--- start of Record extracts ---

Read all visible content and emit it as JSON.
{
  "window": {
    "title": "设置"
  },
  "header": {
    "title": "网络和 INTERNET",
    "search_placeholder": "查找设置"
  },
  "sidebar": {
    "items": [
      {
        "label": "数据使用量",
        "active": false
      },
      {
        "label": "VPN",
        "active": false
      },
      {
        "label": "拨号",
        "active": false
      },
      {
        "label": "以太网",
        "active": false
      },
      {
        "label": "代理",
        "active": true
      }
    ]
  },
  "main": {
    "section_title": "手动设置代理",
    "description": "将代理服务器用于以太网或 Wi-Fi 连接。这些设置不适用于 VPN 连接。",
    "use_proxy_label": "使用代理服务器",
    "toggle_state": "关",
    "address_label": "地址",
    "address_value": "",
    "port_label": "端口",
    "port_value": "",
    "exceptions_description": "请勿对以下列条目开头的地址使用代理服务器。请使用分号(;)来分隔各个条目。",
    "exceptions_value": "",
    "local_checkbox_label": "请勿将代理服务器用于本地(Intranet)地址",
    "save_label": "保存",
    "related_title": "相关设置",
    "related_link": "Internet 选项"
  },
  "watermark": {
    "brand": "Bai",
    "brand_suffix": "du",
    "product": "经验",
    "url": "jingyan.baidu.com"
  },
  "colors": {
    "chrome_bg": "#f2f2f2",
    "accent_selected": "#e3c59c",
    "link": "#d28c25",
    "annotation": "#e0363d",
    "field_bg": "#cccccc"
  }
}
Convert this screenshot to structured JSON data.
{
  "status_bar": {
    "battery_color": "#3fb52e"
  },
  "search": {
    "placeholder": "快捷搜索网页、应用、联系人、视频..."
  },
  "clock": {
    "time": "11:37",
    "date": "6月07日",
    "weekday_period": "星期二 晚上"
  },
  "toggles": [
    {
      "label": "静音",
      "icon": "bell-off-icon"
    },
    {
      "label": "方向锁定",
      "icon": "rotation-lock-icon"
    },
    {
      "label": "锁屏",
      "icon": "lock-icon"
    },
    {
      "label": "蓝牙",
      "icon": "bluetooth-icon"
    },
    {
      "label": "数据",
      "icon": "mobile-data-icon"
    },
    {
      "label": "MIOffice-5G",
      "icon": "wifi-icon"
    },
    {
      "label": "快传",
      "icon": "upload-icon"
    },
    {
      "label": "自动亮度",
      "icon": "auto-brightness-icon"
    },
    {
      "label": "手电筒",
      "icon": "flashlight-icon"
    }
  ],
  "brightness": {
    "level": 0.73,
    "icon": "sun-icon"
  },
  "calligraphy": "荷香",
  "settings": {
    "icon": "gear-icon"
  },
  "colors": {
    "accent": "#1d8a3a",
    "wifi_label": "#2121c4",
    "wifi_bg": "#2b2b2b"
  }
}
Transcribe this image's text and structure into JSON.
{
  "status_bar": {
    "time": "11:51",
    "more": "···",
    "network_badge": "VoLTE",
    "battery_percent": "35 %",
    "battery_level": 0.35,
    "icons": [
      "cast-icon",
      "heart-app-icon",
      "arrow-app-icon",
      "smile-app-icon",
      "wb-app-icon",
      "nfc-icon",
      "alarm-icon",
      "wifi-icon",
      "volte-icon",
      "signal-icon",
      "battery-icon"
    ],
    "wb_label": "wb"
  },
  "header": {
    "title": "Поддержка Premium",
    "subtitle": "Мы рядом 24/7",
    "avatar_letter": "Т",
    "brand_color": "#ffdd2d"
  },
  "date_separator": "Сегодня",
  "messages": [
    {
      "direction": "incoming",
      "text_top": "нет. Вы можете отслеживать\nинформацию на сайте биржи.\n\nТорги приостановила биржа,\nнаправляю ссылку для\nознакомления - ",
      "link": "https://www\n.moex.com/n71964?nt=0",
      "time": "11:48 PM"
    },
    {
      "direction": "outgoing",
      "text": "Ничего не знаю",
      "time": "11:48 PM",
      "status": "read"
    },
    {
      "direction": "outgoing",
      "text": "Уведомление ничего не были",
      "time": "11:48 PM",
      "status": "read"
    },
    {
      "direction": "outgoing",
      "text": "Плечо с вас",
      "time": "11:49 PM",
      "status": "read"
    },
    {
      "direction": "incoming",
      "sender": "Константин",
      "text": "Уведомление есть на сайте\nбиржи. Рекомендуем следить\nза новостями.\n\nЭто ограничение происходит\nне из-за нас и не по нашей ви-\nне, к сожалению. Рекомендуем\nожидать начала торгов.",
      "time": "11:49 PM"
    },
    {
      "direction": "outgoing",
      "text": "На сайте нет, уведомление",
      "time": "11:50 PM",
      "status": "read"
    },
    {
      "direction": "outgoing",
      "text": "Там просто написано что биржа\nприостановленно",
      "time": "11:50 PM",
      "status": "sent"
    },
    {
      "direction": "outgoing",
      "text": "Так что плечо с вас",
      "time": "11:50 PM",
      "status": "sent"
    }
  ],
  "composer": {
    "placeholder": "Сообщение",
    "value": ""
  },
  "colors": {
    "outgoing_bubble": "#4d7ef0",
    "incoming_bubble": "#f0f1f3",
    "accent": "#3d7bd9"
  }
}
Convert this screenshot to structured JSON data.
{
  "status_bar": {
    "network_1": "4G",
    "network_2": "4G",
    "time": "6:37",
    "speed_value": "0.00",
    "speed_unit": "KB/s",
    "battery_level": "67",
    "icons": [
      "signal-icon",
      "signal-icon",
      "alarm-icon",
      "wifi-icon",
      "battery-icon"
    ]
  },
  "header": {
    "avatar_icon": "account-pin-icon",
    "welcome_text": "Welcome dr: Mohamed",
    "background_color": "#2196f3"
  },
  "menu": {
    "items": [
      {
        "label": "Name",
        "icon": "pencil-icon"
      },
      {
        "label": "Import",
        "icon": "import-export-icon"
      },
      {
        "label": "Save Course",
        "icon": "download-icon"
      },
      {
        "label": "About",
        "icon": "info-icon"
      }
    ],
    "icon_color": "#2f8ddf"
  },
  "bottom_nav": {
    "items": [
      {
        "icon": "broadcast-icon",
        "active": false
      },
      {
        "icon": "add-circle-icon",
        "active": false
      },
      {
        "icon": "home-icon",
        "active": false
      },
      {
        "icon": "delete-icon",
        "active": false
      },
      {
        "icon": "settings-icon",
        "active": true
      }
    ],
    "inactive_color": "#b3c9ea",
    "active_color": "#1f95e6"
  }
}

--- end of Record extracts ---

Problem to work on: Copy out every line of the listing that includes the string "time".

Output:
    "time": "11:37",
    "time": "11:51",
      "time": "11:48 PM"
      "time": "11:48 PM",
      "time": "11:48 PM",
      "time": "11:49 PM",
      "time": "11:49 PM"
      "time": "11:50 PM",
      "time": "11:50 PM",
      "time": "11:50 PM",
    "time": "6:37",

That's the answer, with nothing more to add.